Collected data
—————

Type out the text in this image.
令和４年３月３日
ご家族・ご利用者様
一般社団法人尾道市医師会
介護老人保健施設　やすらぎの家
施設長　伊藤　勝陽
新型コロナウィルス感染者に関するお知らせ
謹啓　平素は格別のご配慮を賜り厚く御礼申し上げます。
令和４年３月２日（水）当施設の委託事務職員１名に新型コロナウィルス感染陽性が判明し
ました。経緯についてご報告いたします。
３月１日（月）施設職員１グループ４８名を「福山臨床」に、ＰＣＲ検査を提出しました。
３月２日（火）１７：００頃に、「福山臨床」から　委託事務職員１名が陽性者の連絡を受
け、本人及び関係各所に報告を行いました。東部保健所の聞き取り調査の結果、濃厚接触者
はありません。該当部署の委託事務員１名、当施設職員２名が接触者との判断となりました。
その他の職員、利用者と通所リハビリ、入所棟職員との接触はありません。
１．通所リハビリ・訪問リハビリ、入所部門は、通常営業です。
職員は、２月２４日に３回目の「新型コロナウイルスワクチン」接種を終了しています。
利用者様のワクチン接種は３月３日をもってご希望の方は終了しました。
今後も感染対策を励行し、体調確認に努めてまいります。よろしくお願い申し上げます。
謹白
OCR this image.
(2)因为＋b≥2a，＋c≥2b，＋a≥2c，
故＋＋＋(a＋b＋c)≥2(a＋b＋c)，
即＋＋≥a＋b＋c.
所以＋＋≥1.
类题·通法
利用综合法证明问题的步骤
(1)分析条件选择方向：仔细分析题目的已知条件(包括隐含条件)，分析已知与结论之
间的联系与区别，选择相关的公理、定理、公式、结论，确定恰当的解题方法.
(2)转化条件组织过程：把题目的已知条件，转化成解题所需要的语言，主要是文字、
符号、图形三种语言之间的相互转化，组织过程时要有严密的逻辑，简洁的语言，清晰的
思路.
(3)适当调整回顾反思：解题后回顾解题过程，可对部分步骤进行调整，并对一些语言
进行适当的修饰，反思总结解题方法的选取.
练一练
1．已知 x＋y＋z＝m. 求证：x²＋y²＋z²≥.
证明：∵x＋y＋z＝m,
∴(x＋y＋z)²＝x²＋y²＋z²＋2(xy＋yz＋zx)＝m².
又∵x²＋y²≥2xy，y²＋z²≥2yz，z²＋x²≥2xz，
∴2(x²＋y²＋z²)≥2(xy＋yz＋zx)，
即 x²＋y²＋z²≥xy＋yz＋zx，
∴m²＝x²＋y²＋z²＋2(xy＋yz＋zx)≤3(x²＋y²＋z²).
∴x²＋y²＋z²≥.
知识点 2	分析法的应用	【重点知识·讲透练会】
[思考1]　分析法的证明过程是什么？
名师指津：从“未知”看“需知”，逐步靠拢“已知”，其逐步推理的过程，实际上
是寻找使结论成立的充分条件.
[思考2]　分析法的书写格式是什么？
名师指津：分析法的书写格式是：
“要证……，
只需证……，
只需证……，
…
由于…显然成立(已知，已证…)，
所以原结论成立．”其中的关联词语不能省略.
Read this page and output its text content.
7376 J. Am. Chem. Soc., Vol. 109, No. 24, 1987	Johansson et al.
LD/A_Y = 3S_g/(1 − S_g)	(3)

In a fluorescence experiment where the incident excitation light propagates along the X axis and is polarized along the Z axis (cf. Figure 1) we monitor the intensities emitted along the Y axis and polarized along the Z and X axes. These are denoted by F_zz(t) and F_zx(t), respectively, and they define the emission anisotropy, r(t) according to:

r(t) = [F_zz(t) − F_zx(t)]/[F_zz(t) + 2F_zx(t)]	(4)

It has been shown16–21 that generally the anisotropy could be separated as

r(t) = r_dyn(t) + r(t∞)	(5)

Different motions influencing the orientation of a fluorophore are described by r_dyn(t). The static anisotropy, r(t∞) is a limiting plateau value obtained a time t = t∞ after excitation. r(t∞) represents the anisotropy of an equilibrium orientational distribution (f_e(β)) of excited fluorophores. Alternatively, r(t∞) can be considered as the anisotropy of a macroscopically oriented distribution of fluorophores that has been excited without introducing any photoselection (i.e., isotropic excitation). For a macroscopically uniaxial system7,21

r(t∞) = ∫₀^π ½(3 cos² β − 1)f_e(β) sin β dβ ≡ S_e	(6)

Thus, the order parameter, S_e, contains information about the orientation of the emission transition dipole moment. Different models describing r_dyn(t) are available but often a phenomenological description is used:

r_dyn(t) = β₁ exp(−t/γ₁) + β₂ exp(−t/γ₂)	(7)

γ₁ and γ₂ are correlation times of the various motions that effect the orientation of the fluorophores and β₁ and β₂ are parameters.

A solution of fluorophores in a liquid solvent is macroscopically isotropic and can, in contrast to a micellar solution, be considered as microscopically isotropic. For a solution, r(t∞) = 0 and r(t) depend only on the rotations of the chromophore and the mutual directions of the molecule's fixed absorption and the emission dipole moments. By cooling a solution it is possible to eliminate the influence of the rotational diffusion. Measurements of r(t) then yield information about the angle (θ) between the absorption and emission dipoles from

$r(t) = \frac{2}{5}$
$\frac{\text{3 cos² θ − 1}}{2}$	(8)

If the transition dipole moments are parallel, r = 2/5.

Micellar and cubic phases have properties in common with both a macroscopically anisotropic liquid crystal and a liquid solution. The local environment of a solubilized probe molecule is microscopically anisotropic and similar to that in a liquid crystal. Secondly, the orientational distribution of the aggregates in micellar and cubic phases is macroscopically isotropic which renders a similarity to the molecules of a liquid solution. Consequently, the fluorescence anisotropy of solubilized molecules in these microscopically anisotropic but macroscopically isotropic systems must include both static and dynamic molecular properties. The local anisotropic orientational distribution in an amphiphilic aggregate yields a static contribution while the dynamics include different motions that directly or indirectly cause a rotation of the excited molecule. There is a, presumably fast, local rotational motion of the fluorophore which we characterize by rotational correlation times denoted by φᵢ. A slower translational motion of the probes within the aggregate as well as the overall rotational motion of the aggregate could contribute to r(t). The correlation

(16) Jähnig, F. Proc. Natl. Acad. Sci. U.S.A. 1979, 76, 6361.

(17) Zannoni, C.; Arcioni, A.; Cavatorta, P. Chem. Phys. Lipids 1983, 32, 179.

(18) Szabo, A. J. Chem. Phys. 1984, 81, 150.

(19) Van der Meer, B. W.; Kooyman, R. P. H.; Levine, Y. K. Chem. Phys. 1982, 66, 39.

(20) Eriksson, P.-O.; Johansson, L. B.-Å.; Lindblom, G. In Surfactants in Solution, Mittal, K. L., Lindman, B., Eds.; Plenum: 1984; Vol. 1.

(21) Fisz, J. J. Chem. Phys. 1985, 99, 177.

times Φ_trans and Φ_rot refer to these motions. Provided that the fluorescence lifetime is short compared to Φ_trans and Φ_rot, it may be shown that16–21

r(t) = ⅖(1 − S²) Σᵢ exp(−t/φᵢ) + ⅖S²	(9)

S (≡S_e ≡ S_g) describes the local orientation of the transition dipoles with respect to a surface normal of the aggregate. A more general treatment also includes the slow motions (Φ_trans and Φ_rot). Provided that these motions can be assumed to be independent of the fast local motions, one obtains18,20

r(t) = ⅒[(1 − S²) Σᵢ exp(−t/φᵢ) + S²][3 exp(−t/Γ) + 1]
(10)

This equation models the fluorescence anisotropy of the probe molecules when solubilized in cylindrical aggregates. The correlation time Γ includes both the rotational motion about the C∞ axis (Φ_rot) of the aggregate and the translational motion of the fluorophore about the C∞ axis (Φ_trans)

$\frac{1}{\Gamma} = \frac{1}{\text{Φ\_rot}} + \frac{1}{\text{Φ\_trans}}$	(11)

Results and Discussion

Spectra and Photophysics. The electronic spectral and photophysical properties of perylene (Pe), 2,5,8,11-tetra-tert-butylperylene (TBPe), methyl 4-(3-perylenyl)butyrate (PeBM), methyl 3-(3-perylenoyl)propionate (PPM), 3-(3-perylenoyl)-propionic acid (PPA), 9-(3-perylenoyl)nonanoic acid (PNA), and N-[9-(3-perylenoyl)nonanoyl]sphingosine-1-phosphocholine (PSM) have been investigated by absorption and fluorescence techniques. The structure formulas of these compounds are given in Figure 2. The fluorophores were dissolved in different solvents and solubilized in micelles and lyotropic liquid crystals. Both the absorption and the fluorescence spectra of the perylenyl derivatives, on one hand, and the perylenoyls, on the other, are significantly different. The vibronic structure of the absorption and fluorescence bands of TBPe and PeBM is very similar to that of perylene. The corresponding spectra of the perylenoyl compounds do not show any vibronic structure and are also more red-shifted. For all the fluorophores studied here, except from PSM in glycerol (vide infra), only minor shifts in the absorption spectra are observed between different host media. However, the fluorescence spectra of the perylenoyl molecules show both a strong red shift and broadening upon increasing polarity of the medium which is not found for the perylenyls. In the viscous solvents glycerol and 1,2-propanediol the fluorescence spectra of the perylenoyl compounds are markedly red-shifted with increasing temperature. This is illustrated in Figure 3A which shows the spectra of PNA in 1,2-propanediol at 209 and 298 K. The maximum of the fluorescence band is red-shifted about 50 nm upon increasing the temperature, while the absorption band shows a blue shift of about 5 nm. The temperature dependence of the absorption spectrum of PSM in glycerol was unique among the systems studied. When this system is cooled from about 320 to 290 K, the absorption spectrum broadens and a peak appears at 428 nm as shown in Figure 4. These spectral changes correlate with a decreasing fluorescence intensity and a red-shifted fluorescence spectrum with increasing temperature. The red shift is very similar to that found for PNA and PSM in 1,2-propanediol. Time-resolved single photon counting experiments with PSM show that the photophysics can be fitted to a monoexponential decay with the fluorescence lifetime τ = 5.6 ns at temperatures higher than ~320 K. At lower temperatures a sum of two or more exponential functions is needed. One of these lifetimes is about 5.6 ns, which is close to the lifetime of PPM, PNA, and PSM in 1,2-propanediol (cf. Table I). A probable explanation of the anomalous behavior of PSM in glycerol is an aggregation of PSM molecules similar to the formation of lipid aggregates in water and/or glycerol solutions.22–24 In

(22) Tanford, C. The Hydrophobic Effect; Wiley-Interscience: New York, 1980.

—————

Given task - Select the lines from the entries that include the word "could".

Answer for the task -
It has been shown16–21 that generally the anisotropy could be separated as
Micellar and cubic phases have properties in common with both a macroscopically anisotropic liquid crystal and a liquid solution. The local environment of a solubilized probe molecule is microscopically anisotropic and similar to that in a liquid crystal. Secondly, the orientational distribution of the aggregates in micellar and cubic phases is macroscopically isotropic which renders a similarity to the molecules of a liquid solution. Consequently, the fluorescence anisotropy of solubilized molecules in these microscopically anisotropic but macroscopically isotropic systems must include both static and dynamic molecular properties. The local anisotropic orientational distribution in an amphiphilic aggregate yields a static contribution while the dynamics include different motions that directly or indirectly cause a rotation of the excited molecule. There is a, presumably fast, local rotational motion of the fluorophore which we characterize by rotational correlation times denoted by φᵢ. A slower translational motion of the probes within the aggregate as well as the overall rotational motion of the aggregate could contribute to r(t). The correlation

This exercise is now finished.